Read the records and gather each line that includes "Programming".

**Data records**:
########################################
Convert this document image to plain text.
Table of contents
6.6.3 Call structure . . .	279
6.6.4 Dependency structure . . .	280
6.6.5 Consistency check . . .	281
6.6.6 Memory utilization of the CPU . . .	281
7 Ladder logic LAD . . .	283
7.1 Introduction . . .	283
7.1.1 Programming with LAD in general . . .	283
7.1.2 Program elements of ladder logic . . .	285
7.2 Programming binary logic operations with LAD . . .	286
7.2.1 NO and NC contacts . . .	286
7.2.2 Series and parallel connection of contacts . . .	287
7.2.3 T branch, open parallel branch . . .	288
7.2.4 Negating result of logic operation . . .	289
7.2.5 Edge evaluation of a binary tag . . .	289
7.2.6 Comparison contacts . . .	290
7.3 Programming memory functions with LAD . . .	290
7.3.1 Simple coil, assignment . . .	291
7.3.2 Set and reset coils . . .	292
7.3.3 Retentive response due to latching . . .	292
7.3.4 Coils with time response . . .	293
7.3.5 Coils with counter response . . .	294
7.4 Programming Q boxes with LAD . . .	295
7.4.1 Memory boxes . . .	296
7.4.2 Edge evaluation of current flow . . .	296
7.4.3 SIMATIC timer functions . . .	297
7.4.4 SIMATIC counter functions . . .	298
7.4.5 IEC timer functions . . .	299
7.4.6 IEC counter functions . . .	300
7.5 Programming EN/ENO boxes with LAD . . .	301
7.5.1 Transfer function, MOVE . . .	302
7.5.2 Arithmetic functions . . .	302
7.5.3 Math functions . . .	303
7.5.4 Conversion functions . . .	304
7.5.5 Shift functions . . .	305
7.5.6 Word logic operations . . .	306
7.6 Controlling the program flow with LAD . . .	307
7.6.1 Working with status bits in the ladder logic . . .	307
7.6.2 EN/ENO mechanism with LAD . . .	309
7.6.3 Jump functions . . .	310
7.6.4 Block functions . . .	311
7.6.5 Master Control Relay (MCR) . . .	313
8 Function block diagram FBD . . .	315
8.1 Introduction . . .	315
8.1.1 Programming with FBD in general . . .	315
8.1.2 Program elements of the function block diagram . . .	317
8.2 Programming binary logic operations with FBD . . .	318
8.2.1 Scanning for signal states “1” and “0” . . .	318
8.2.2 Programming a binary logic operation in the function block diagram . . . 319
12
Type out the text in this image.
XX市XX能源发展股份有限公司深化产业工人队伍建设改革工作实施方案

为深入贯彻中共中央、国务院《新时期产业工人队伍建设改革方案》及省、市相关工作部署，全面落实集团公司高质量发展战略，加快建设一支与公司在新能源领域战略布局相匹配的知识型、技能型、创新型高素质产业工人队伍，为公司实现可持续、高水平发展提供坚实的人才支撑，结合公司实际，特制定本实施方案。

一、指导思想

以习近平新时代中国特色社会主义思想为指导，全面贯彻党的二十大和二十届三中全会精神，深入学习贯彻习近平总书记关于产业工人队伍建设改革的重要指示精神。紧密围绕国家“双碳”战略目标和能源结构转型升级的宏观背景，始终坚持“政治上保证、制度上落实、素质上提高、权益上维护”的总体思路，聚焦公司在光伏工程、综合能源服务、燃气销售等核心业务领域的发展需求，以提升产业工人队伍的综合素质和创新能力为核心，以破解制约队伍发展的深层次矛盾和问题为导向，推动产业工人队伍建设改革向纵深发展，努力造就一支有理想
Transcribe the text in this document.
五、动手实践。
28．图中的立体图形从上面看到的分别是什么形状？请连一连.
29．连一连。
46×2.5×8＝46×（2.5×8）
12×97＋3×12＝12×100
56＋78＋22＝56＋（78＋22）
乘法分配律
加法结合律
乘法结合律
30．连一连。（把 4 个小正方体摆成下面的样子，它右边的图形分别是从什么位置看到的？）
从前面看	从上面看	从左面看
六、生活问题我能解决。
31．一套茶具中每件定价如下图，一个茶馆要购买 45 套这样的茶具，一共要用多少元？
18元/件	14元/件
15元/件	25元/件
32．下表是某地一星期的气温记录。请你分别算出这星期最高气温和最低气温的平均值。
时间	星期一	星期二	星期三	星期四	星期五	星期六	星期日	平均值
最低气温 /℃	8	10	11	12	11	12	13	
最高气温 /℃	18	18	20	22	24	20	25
########################################
**Exercise result**:
7.1.1 Programming with LAD in general . . .	283
7.2 Programming binary logic operations with LAD . . .	286
7.3 Programming memory functions with LAD . . .	290
7.4 Programming Q boxes with LAD . . .	295
7.5 Programming EN/ENO boxes with LAD . . .	301
8.1.1 Programming with FBD in general . . .	315
8.2 Programming binary logic operations with FBD . . .	318
8.2.2 Programming a binary logic operation in the function block diagram . . . 319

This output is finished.